### Source excerpt
Visual Culture

The I.B.Tauris 2016 Review – Part One

ibt-2016

Whatever 2016 has been – and it has been remarkable for many, many reasons – it has been a great year for books. The team here at IBT have put our collective heads together and come up with our favourites, from both within and without our own publishing stable.

We hope you enjoy this festive round-up as much as we did – and if you’re on the hunt for an original present or two, look no further for inspiration…

 

venice-a-literary-guide

Jonathan McDonnell – Managing Director

I.B.Tauris Book of the Year Venice: A Literary Guide for Travellers by Marie-José Gransard

As the December fogs roll in from the lagoon to reclaim La Serenissima, I’ll take a comfortable (and warm) virtual tour – courtesy of the city’s most formidable expert.

Favourite Book of the Year A History of Pictures by David Hockney with Martin Gayford (2016; Thames & Hudson)

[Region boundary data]
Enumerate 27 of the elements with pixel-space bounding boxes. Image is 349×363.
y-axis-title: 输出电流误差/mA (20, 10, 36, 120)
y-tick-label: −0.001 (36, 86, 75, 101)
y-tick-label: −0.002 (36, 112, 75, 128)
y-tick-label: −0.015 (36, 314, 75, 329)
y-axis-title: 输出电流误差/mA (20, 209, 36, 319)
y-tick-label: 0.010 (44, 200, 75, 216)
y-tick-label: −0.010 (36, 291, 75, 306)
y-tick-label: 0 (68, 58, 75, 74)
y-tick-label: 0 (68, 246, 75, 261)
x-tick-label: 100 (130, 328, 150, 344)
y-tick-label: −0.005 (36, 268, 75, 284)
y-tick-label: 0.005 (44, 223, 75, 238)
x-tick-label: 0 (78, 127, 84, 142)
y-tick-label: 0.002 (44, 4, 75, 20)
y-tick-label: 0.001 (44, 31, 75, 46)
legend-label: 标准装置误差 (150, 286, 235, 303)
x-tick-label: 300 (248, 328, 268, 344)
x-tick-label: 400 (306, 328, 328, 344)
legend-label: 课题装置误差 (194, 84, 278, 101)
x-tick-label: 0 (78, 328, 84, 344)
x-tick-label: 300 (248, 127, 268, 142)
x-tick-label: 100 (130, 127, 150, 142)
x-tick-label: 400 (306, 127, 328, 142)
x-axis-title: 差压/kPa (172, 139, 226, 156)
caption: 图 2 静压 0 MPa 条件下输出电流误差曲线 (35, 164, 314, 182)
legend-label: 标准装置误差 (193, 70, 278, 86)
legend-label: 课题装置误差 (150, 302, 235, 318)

### Aim
Continue the I.B.Tauris 2016 review, picking up right after its final line.

### Exercise result
Worth it just for Hockney’s celebration of 6 tiny pen-strokes in a Rembrandt drawing. (A lifetime’s intense observation distilled into a couple of seconds of pen on paper)  

The Book I’d Like for Christmas This Year The Oxford Dictionary of Family Names in Britain and Ireland (2016; OUP)

I feel bad asking. It is £400.00.

under-the-shadow

Tom Clayton – Marketing Executive

I.B.Tauris Book of the Year Under the Shadow by Kaya Genç

Under the Shadow is that rarest of things – a vital book arriving at just the right time. Genç’s tapestry of Turkish voices is a reflection of the country as it is now: divided, unsure, yet defiant. If you watched this year’s coup – and Erdogan’s subsequent crackdown – unfold with a growing sense of bewilderment, this book is an indispensable primer for understanding modern Turkey.

Favourite Book of the Year The Long View by Elizabeth Jane Howard (2016 [reissue]; Picador)

I’m late to appreciating Elizabeth Jane Howard – whose Cazalet series is now receiving an overdue critical renaissance – and decided to start with her stand-alone novel The Long View. Nothing had quite prepared me for Howard’s forensic chronicling of her characters’ inner lives, her seemingly endless reserves of wit and grace; this is fiction on the edge of telepathy.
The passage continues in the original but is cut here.